[Lines of data]
○ ○ ○

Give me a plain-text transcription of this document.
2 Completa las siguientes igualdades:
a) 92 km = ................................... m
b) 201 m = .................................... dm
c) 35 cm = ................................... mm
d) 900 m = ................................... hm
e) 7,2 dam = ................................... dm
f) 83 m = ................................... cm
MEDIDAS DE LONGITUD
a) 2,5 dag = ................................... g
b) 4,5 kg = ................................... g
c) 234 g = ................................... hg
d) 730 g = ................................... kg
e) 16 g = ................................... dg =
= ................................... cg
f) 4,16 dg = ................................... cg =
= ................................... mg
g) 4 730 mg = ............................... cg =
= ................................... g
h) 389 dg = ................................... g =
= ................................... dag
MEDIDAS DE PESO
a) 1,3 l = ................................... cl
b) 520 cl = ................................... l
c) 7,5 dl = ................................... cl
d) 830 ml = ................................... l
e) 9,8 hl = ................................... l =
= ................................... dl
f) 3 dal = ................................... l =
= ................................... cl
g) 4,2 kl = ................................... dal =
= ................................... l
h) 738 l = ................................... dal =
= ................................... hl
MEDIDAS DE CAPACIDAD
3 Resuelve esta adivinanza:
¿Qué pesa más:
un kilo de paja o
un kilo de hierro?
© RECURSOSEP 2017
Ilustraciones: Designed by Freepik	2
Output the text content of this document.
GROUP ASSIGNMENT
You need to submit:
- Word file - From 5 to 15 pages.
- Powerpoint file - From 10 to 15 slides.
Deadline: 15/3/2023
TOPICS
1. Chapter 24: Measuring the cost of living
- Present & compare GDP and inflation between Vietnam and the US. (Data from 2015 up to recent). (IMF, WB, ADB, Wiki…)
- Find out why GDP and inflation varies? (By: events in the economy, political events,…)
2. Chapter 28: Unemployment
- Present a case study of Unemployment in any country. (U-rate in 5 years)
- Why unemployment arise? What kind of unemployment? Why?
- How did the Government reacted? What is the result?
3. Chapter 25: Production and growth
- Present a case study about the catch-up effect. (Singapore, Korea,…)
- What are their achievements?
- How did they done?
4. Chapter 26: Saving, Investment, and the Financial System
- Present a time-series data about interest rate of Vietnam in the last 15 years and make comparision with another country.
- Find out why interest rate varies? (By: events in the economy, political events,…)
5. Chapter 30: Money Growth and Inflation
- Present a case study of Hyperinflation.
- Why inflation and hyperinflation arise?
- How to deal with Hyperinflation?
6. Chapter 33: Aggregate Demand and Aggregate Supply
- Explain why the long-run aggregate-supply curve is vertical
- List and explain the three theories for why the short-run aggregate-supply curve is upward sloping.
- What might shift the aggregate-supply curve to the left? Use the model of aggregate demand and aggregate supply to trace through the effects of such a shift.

○ ○ ○

Search the lines for "curve". Copy each line that has it.

RESULT OF THIS EXERCISE
- Explain why the long-run aggregate-supply curve is vertical
- List and explain the three theories for why the short-run aggregate-supply curve is upward sloping.
- What might shift the aggregate-supply curve to the left? Use the model of aggregate demand and aggregate supply to trace through the effects of such a shift.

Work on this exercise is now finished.